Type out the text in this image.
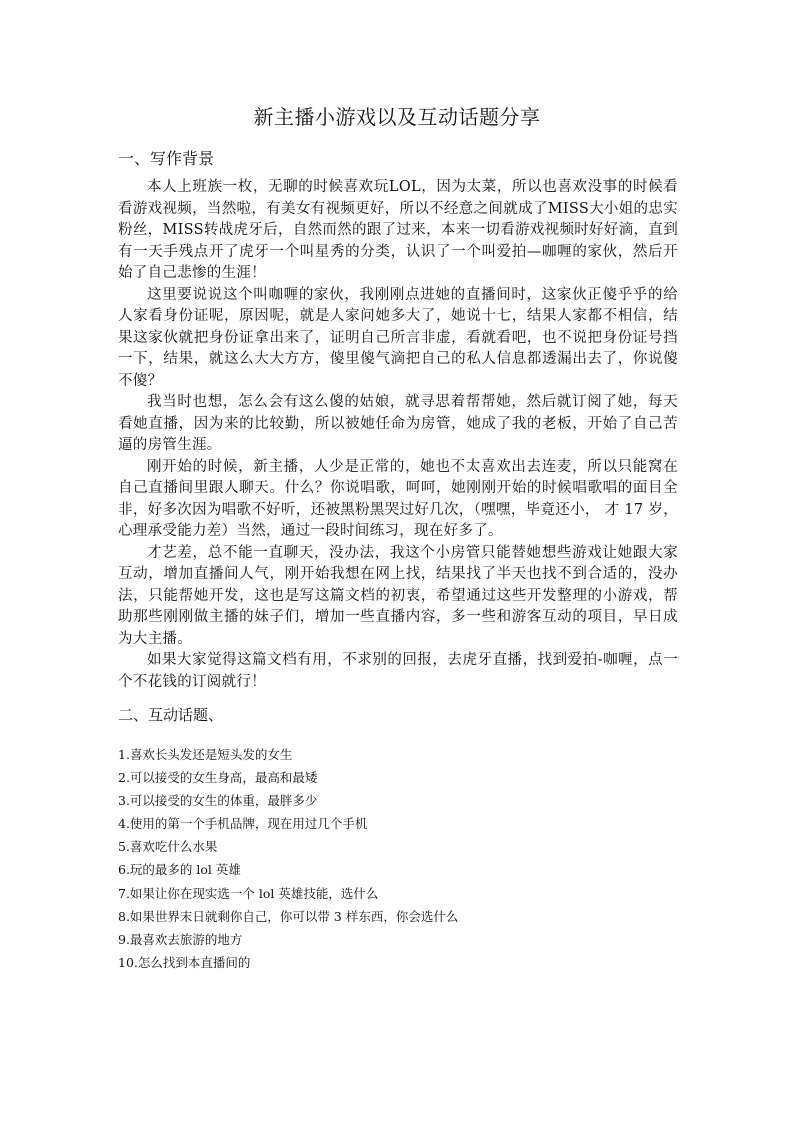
新主播小游戏以及互动话题分享
一、写作背景

本人上班族一枚，无聊的时候喜欢玩LOL，因为太菜，所以也喜欢没事的时候看看游戏视频，当然啦，有美女有视频更好，所以不经意之间就成了MISS大小姐的忠实粉丝，MISS转战虎牙后，自然而然的跟了过来，本来一切看游戏视频时好好滴，直到有一天手残点开了虎牙一个叫星秀的分类，认识了一个叫爱拍—咖喱的家伙，然后开始了自己悲惨的生涯！

这里要说说这个叫咖喱的家伙，我刚刚点进她的直播间时，这家伙正傻乎乎的给人家看身份证呢，原因呢，就是人家问她多大了，她说十七，结果人家都不相信，结果这家伙就把身份证拿出来了，证明自己所言非虚，看就看吧，也不说把身份证号挡一下，结果，就这么大大方方，傻里傻气滴把自己的私人信息都透漏出去了，你说傻不傻？

我当时也想，怎么会有这么傻的姑娘，就寻思着帮帮她，然后就订阅了她，每天看她直播，因为来的比较勤，所以被她任命为房管，她成了我的老板，开始了自己苦逼的房管生涯。

刚开始的时候，新主播，人少是正常的，她也不太喜欢出去连麦，所以只能窝在自己直播间里跟人聊天。什么？你说唱歌，呵呵，她刚刚开始的时候唱歌唱的面目全非，好多次因为唱歌不好听，还被黑粉黑哭过好几次，（嘿嘿，毕竟还小， 才 17 岁，心理承受能力差）当然，通过一段时间练习，现在好多了。

才艺差，总不能一直聊天，没办法，我这个小房管只能替她想些游戏让她跟大家互动，增加直播间人气，刚开始我想在网上找，结果找了半天也找不到合适的，没办法，只能帮她开发，这也是写这篇文档的初衷，希望通过这些开发整理的小游戏，帮助那些刚刚做主播的妹子们，增加一些直播内容，多一些和游客互动的项目，早日成为大主播。

如果大家觉得这篇文档有用，不求别的回报，去虎牙直播，找到爱拍-咖喱，点一个不花钱的订阅就行！

二、互动话题、
1.喜欢长头发还是短头发的女生
2.可以接受的女生身高，最高和最矮
3.可以接受的女生的体重，最胖多少
4.使用的第一个手机品牌，现在用过几个手机
5.喜欢吃什么水果
6.玩的最多的 lol 英雄
7.如果让你在现实选一个 lol 英雄技能，选什么
8.如果世界末日就剩你自己，你可以带 3 样东西，你会选什么
9.最喜欢去旅游的地方
10.怎么找到本直播间的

+++

* [SET PROBLEM] Repeat each line of the records above exactly, but do not copy the pictures.

* [RESULT OF THIS TASK]
Type out the text in this image.
新主播小游戏以及互动话题分享
一、写作背景

本人上班族一枚，无聊的时候喜欢玩LOL，因为太菜，所以也喜欢没事的时候看看游戏视频，当然啦，有美女有视频更好，所以不经意之间就成了MISS大小姐的忠实粉丝，MISS转战虎牙后，自然而然的跟了过来，本来一切看游戏视频时好好滴，直到有一天手残点开了虎牙一个叫星秀的分类，认识了一个叫爱拍—咖喱的家伙，然后开始了自己悲惨的生涯！

这里要说说这个叫咖喱的家伙，我刚刚点进她的直播间时，这家伙正傻乎乎的给人家看身份证呢，原因呢，就是人家问她多大了，她说十七，结果人家都不相信，结果这家伙就把身份证拿出来了，证明自己所言非虚，看就看吧，也不说把身份证号挡一下，结果，就这么大大方方，傻里傻气滴把自己的私人信息都透漏出去了，你说傻不傻？

我当时也想，怎么会有这么傻的姑娘，就寻思着帮帮她，然后就订阅了她，每天看她直播，因为来的比较勤，所以被她任命为房管，她成了我的老板，开始了自己苦逼的房管生涯。

刚开始的时候，新主播，人少是正常的，她也不太喜欢出去连麦，所以只能窝在自己直播间里跟人聊天。什么？你说唱歌，呵呵，她刚刚开始的时候唱歌唱的面目全非，好多次因为唱歌不好听，还被黑粉黑哭过好几次，（嘿嘿，毕竟还小， 才 17 岁，心理承受能力差）当然，通过一段时间练习，现在好多了。

才艺差，总不能一直聊天，没办法，我这个小房管只能替她想些游戏让她跟大家互动，增加直播间人气，刚开始我想在网上找，结果找了半天也找不到合适的，没办法，只能帮她开发，这也是写这篇文档的初衷，希望通过这些开发整理的小游戏，帮助那些刚刚做主播的妹子们，增加一些直播内容，多一些和游客互动的项目，早日成为大主播。

如果大家觉得这篇文档有用，不求别的回报，去虎牙直播，找到爱拍-咖喱，点一个不花钱的订阅就行！

二、互动话题、
1.喜欢长头发还是短头发的女生
2.可以接受的女生身高，最高和最矮
3.可以接受的女生的体重，最胖多少
4.使用的第一个手机品牌，现在用过几个手机
5.喜欢吃什么水果
6.玩的最多的 lol 英雄
7.如果让你在现实选一个 lol 英雄技能，选什么
8.如果世界末日就剩你自己，你可以带 3 样东西，你会选什么
9.最喜欢去旅游的地方
10.怎么找到本直播间的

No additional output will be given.